» Aim of the exercise
Leave out the pictures and copy everything else in the entries exactly.

=-=-=-=-=

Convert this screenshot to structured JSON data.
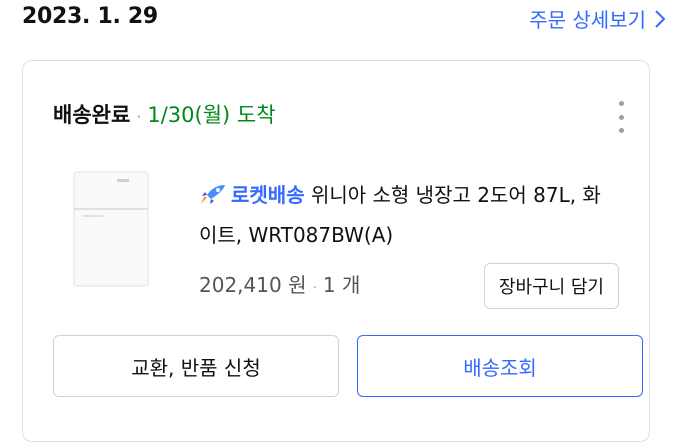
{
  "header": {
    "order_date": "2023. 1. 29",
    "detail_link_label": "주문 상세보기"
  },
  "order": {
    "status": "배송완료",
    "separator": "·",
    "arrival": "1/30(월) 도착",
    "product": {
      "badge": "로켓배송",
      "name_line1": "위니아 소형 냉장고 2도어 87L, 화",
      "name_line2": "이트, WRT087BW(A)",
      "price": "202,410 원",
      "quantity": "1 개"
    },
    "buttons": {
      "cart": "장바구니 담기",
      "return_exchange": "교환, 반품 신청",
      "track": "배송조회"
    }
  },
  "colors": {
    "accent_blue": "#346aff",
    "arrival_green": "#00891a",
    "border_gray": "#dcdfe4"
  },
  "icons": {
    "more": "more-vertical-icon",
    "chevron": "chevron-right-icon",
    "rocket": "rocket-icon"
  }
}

=-=-=-=-=

» The response
Convert this screenshot to structured JSON data.
{
  "header": {
    "order_date": "2023. 1. 29",
    "detail_link_label": "주문 상세보기"
  },
  "order": {
    "status": "배송완료",
    "separator": "·",
    "arrival": "1/30(월) 도착",
    "product": {
      "badge": "로켓배송",
      "name_line1": "위니아 소형 냉장고 2도어 87L, 화",
      "name_line2": "이트, WRT087BW(A)",
      "price": "202,410 원",
      "quantity": "1 개"
    },
    "buttons": {
      "cart": "장바구니 담기",
      "return_exchange": "교환, 반품 신청",
      "track": "배송조회"
    }
  },
  "colors": {
    "accent_blue": "#346aff",
    "arrival_green": "#00891a",
    "border_gray": "#dcdfe4"
  },
  "icons": {
    "more": "more-vertical-icon",
    "chevron": "chevron-right-icon",
    "rocket": "rocket-icon"
  }
}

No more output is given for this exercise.